Extracted data entries:
▼

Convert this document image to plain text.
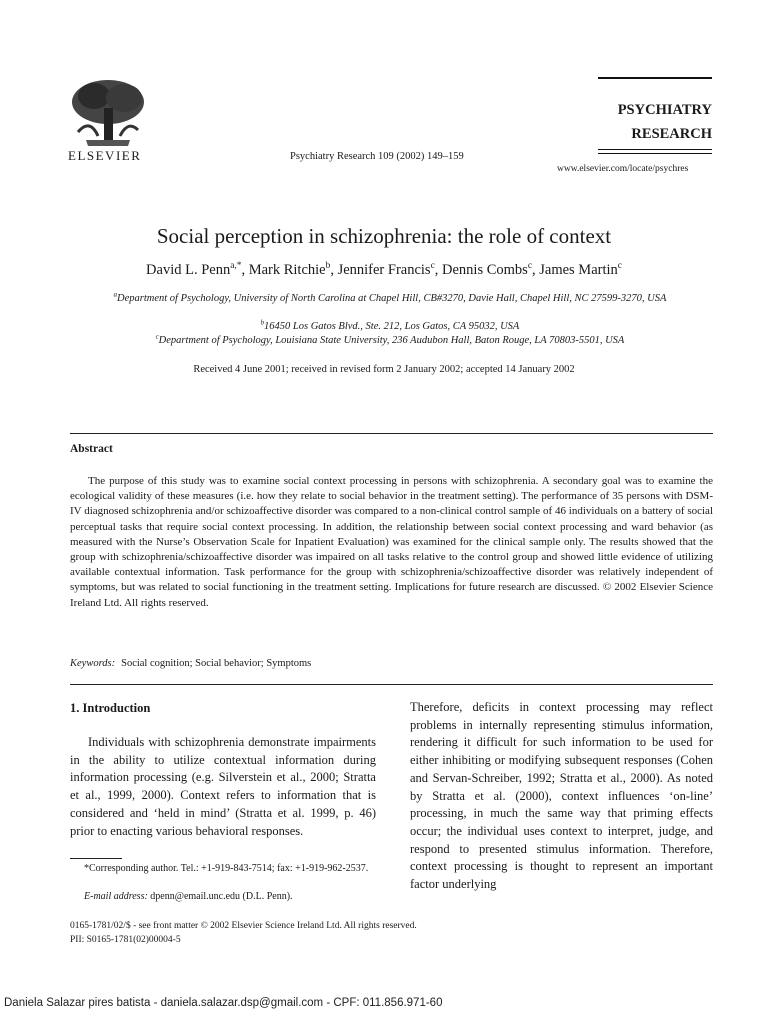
ELSEVIER	Psychiatry Research 109 (2002) 149–159
PSYCHIATRY
RESEARCH
www.elsevier.com/locate/psychres
Social perception in schizophrenia: the role of context
David L. Penn$^{a,*}$, Mark Ritchie$^b$, Jennifer Francis$^c$, Dennis Combs$^c$, James Martin$^c$
$^a$Department of Psychology, University of North Carolina at Chapel Hill, CB#3270, Davie Hall, Chapel Hill, NC 27599-3270, USA
$^b$16450 Los Gatos Blvd., Ste. 212, Los Gatos, CA 95032, USA
$^c$Department of Psychology, Louisiana State University, 236 Audubon Hall, Baton Rouge, LA 70803-5501, USA
Received 4 June 2001; received in revised form 2 January 2002; accepted 14 January 2002
Abstract
The purpose of this study was to examine social context processing in persons with schizophrenia. A secondary goal was to examine the ecological validity of these measures (i.e. how they relate to social behavior in the treatment setting). The performance of 35 persons with DSM-IV diagnosed schizophrenia and/or schizoaffective disorder was compared to a non-clinical control sample of 46 individuals on a battery of social perceptual tasks that require social context processing. In addition, the relationship between social context processing and ward behavior (as measured with the Nurse’s Observation Scale for Inpatient Evaluation) was examined for the clinical sample only. The results showed that the group with schizophrenia/schizoaffective disorder was impaired on all tasks relative to the control group and showed little evidence of utilizing available contextual information. Task performance for the group with schizophrenia/schizoaffective disorder was relatively independent of symptoms, but was related to social functioning in the treatment setting. Implications for future research are discussed. © 2002 Elsevier Science Ireland Ltd. All rights reserved.
Keywords: Social cognition; Social behavior; Symptoms
1. Introduction
Individuals with schizophrenia demonstrate impairments in the ability to utilize contextual information during information processing (e.g. Silverstein et al., 2000; Stratta et al., 1999, 2000). Context refers to information that is considered and ‘held in mind’ (Stratta et al. 1999, p. 46) prior to enacting various behavioral responses.
Therefore, deficits in context processing may reflect problems in internally representing stimulus information, rendering it difficult for such information to be used for either inhibiting or modifying subsequent responses (Cohen and Servan-Schreiber, 1992; Stratta et al., 2000). As noted by Stratta et al. (2000), context influences ‘on-line’ processing, in much the same way that priming effects occur; the individual uses context to interpret, judge, and respond to presented stimulus information. Therefore, context processing is thought to represent an important factor underlying
*Corresponding author. Tel.: +1-919-843-7514; fax: +1-919-962-2537.
E-mail address: dpenn@email.unc.edu (D.L. Penn).
0165-1781/02/$ - see front matter © 2002 Elsevier Science Ireland Ltd. All rights reserved.
PII: S0165-1781(02)00004-5
Daniela Salazar pires batista - daniela.salazar.dsp@gmail.com - CPF: 011.856.971-60
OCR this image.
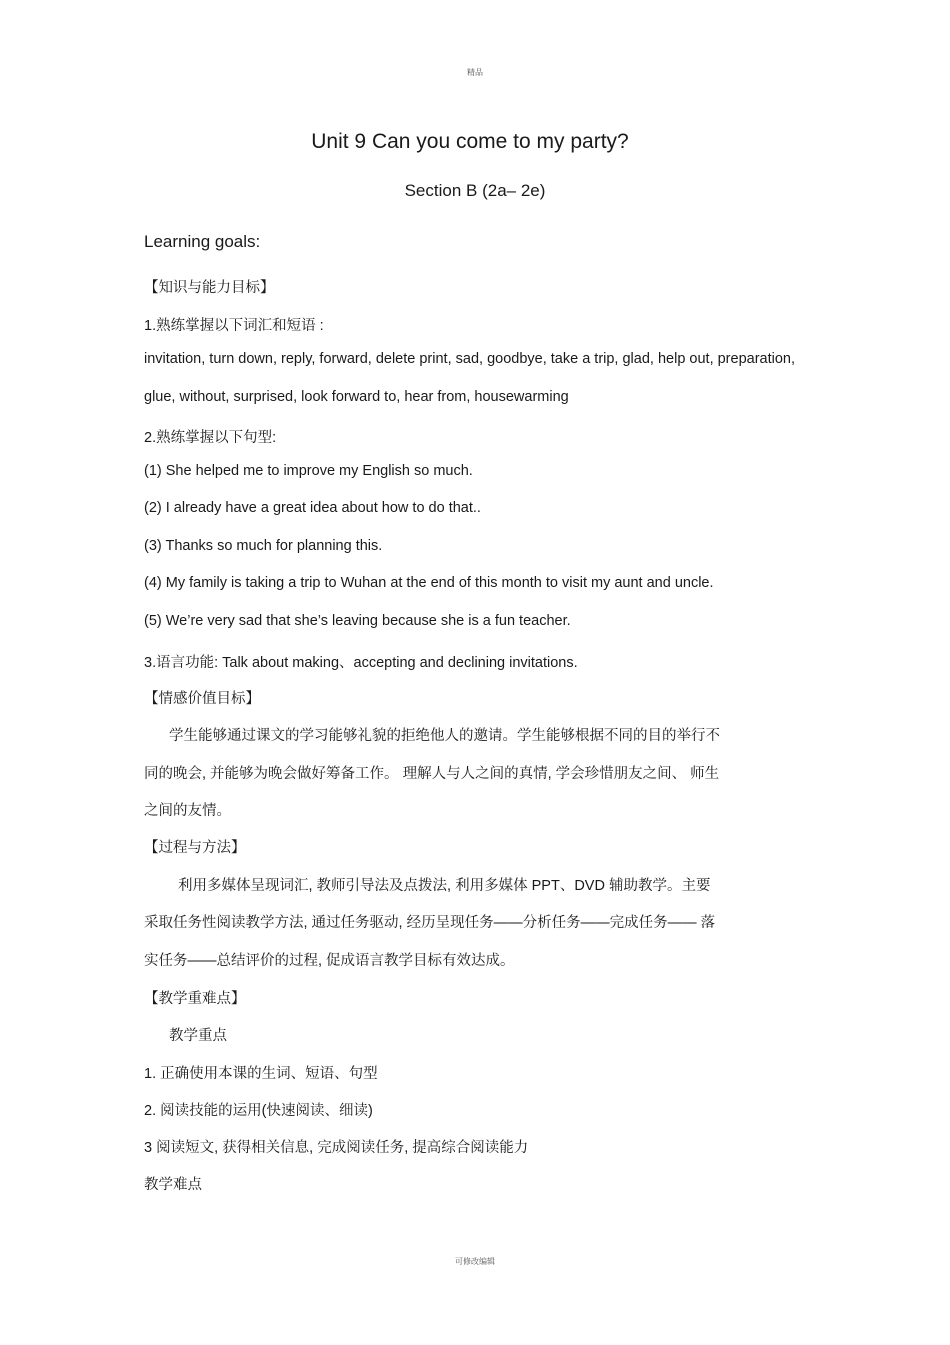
精品
Unit 9 Can you come to my party?
Section B (2a– 2e)
Learning goals:
【知识与能力目标】
1.熟练掌握以下词汇和短语 :
invitation, turn down, reply, forward, delete print, sad, goodbye, take a trip, glad, help out, preparation,
glue, without, surprised, look forward to, hear from, housewarming
2.熟练掌握以下句型:
(1) She helped me to improve my English so much.
(2) I already have a great idea about how to do that..
(3) Thanks so much for planning this.
(4) My family is taking a trip to Wuhan at the end of this month to visit my aunt and uncle.
(5) We’re very sad that she’s leaving because she is a fun teacher.
3.语言功能: Talk about making、accepting and declining invitations.
【情感价值目标】
学生能够通过课文的学习能够礼貌的拒绝他人的邀请。学生能够根据不同的目的举行不
同的晚会, 并能够为晚会做好筹备工作。 理解人与人之间的真情, 学会珍惜朋友之间、 师生
之间的友情。
【过程与方法】
利用多媒体呈现词汇, 教师引导法及点拨法, 利用多媒体 PPT、DVD 辅助教学。主要
采取任务性阅读教学方法, 通过任务驱动, 经历呈现任务——分析任务——完成任务—— 落
实任务——总结评价的过程, 促成语言教学目标有效达成。
【教学重难点】
教学重点
1. 正确使用本课的生词、短语、句型
2. 阅读技能的运用(快速阅读、细读)
3 阅读短文, 获得相关信息, 完成阅读任务, 提高综合阅读能力
教学难点
可修改编辑
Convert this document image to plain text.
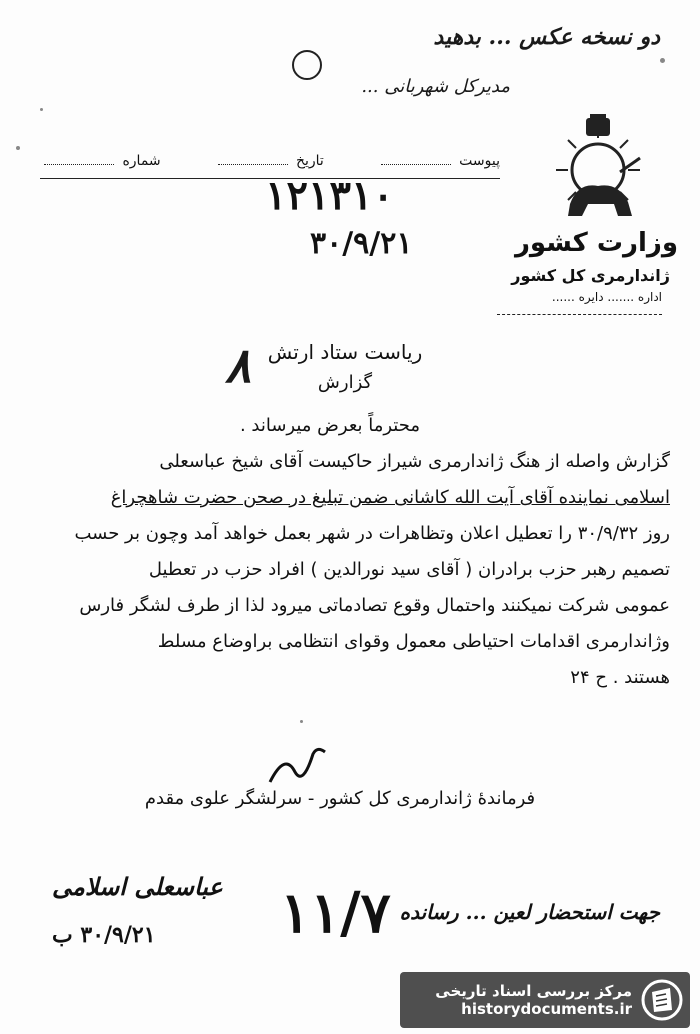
دو نسخه عکس ... بدهید
مدیرکل شهربانی ...
شماره	تاریخ	پیوست
وزارت کشور
ژاندارمری کل کشور
اداره ....... دایره ......
۱۲۱۳۱۰
۳۰/۹/۲۱
ریاست ستاد ارتش
۸	گزارش
محترماً بعرض میرساند .
گزارش واصله از هنگ ژاندارمری شیراز حاکیست آقای شیخ عباسعلی
اسلامی نماینده آقای آیت الله کاشانی ضمن تبلیغ در صحن حضرت شاهچراغ
روز ۳۰/۹/۳۲ را تعطیل اعلان وتظاهرات در شهر بعمل خواهد آمد وچون بر حسب
تصمیم رهبر حزب برادران ( آقای سید نورالدین ) افراد حزب در تعطیل
عمومی شرکت نمیکنند واحتمال وقوع تصادماتی میرود لذا از طرف لشگر فارس
وژاندارمری اقدامات احتیاطی معمول وقوای انتظامی براوضاع مسلط
هستند . ح ۲۴
فرماندهٔ ژاندارمری کل کشور - سرلشگر علوی مقدم
عباسعلی اسلامی
۳۰/۹/۲۱ ب ۱۱/۷ جهت استحضار لعین ... رسانده
مرکز بررسی اسناد تاریخی
historydocuments.ir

▲

__Exercise aim__. Without the pictures, copy the material exactly as given.

__Complete output__.
Convert this document image to plain text.
ELSEVIER	Psychiatry Research 109 (2002) 149–159
PSYCHIATRY
RESEARCH
www.elsevier.com/locate/psychres
Social perception in schizophrenia: the role of context
David L. Penn$^{a,*}$, Mark Ritchie$^b$, Jennifer Francis$^c$, Dennis Combs$^c$, James Martin$^c$
$^a$Department of Psychology, University of North Carolina at Chapel Hill, CB#3270, Davie Hall, Chapel Hill, NC 27599-3270, USA
$^b$16450 Los Gatos Blvd., Ste. 212, Los Gatos, CA 95032, USA
$^c$Department of Psychology, Louisiana State University, 236 Audubon Hall, Baton Rouge, LA 70803-5501, USA
Received 4 June 2001; received in revised form 2 January 2002; accepted 14 January 2002
Abstract
The purpose of this study was to examine social context processing in persons with schizophrenia. A secondary goal was to examine the ecological validity of these measures (i.e. how they relate to social behavior in the treatment setting). The performance of 35 persons with DSM-IV diagnosed schizophrenia and/or schizoaffective disorder was compared to a non-clinical control sample of 46 individuals on a battery of social perceptual tasks that require social context processing. In addition, the relationship between social context processing and ward behavior (as measured with the Nurse’s Observation Scale for Inpatient Evaluation) was examined for the clinical sample only. The results showed that the group with schizophrenia/schizoaffective disorder was impaired on all tasks relative to the control group and showed little evidence of utilizing available contextual information. Task performance for the group with schizophrenia/schizoaffective disorder was relatively independent of symptoms, but was related to social functioning in the treatment setting. Implications for future research are discussed. © 2002 Elsevier Science Ireland Ltd. All rights reserved.
Keywords: Social cognition; Social behavior; Symptoms
1. Introduction
Individuals with schizophrenia demonstrate impairments in the ability to utilize contextual information during information processing (e.g. Silverstein et al., 2000; Stratta et al., 1999, 2000). Context refers to information that is considered and ‘held in mind’ (Stratta et al. 1999, p. 46) prior to enacting various behavioral responses.
Therefore, deficits in context processing may reflect problems in internally representing stimulus information, rendering it difficult for such information to be used for either inhibiting or modifying subsequent responses (Cohen and Servan-Schreiber, 1992; Stratta et al., 2000). As noted by Stratta et al. (2000), context influences ‘on-line’ processing, in much the same way that priming effects occur; the individual uses context to interpret, judge, and respond to presented stimulus information. Therefore, context processing is thought to represent an important factor underlying
*Corresponding author. Tel.: +1-919-843-7514; fax: +1-919-962-2537.
E-mail address: dpenn@email.unc.edu (D.L. Penn).
0165-1781/02/$ - see front matter © 2002 Elsevier Science Ireland Ltd. All rights reserved.
PII: S0165-1781(02)00004-5
Daniela Salazar pires batista - daniela.salazar.dsp@gmail.com - CPF: 011.856.971-60
OCR this image.
精品
Unit 9 Can you come to my party?
Section B (2a– 2e)
Learning goals:
【知识与能力目标】
1.熟练掌握以下词汇和短语 :
invitation, turn down, reply, forward, delete print, sad, goodbye, take a trip, glad, help out, preparation,
glue, without, surprised, look forward to, hear from, housewarming
2.熟练掌握以下句型:
(1) She helped me to improve my English so much.
(2) I already have a great idea about how to do that..
(3) Thanks so much for planning this.
(4) My family is taking a trip to Wuhan at the end of this month to visit my aunt and uncle.
(5) We’re very sad that she’s leaving because she is a fun teacher.
3.语言功能: Talk about making、accepting and declining invitations.
【情感价值目标】
学生能够通过课文的学习能够礼貌的拒绝他人的邀请。学生能够根据不同的目的举行不
同的晚会, 并能够为晚会做好筹备工作。 理解人与人之间的真情, 学会珍惜朋友之间、 师生
之间的友情。
【过程与方法】
利用多媒体呈现词汇, 教师引导法及点拨法, 利用多媒体 PPT、DVD 辅助教学。主要
采取任务性阅读教学方法, 通过任务驱动, 经历呈现任务——分析任务——完成任务—— 落
实任务——总结评价的过程, 促成语言教学目标有效达成。
【教学重难点】
教学重点
1. 正确使用本课的生词、短语、句型
2. 阅读技能的运用(快速阅读、细读)
3 阅读短文, 获得相关信息, 完成阅读任务, 提高综合阅读能力
教学难点
可修改编辑
Convert this document image to plain text.
دو نسخه عکس ... بدهید
مدیرکل شهربانی ...
شماره	تاریخ	پیوست
وزارت کشور
ژاندارمری کل کشور
اداره ....... دایره ......
۱۲۱۳۱۰
۳۰/۹/۲۱
ریاست ستاد ارتش
۸	گزارش
محترماً بعرض میرساند .
گزارش واصله از هنگ ژاندارمری شیراز حاکیست آقای شیخ عباسعلی
اسلامی نماینده آقای آیت الله کاشانی ضمن تبلیغ در صحن حضرت شاهچراغ
روز ۳۰/۹/۳۲ را تعطیل اعلان وتظاهرات در شهر بعمل خواهد آمد وچون بر حسب
تصمیم رهبر حزب برادران ( آقای سید نورالدین ) افراد حزب در تعطیل
عمومی شرکت نمیکنند واحتمال وقوع تصادماتی میرود لذا از طرف لشگر فارس
وژاندارمری اقدامات احتیاطی معمول وقوای انتظامی براوضاع مسلط
هستند . ح ۲۴
فرماندهٔ ژاندارمری کل کشور - سرلشگر علوی مقدم
عباسعلی اسلامی
۳۰/۹/۲۱ ب ۱۱/۷ جهت استحضار لعین ... رسانده
مرکز بررسی اسناد تاریخی
historydocuments.ir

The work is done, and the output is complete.